**Directions:**
Every line of the material below must be repeated exactly.

**Provided records:**

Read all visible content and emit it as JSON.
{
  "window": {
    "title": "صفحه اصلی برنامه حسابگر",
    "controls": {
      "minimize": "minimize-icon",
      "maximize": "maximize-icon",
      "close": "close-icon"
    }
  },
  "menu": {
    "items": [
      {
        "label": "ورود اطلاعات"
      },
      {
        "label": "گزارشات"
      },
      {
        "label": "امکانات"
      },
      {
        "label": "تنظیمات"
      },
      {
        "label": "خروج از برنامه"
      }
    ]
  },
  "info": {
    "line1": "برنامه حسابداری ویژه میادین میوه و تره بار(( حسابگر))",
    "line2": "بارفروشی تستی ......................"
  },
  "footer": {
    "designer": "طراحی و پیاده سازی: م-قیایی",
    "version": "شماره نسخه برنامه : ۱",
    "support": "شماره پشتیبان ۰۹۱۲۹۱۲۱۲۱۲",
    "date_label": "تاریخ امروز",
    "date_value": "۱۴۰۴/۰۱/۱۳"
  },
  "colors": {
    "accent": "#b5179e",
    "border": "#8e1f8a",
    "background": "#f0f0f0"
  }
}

**Answer below:**
Read all visible content and emit it as JSON.
{
  "window": {
    "title": "صفحه اصلی برنامه حسابگر",
    "controls": {
      "minimize": "minimize-icon",
      "maximize": "maximize-icon",
      "close": "close-icon"
    }
  },
  "menu": {
    "items": [
      {
        "label": "ورود اطلاعات"
      },
      {
        "label": "گزارشات"
      },
      {
        "label": "امکانات"
      },
      {
        "label": "تنظیمات"
      },
      {
        "label": "خروج از برنامه"
      }
    ]
  },
  "info": {
    "line1": "برنامه حسابداری ویژه میادین میوه و تره بار(( حسابگر))",
    "line2": "بارفروشی تستی ......................"
  },
  "footer": {
    "designer": "طراحی و پیاده سازی: م-قیایی",
    "version": "شماره نسخه برنامه : ۱",
    "support": "شماره پشتیبان ۰۹۱۲۹۱۲۱۲۱۲",
    "date_label": "تاریخ امروز",
    "date_value": "۱۴۰۴/۰۱/۱۳"
  },
  "colors": {
    "accent": "#b5179e",
    "border": "#8e1f8a",
    "background": "#f0f0f0"
  }
}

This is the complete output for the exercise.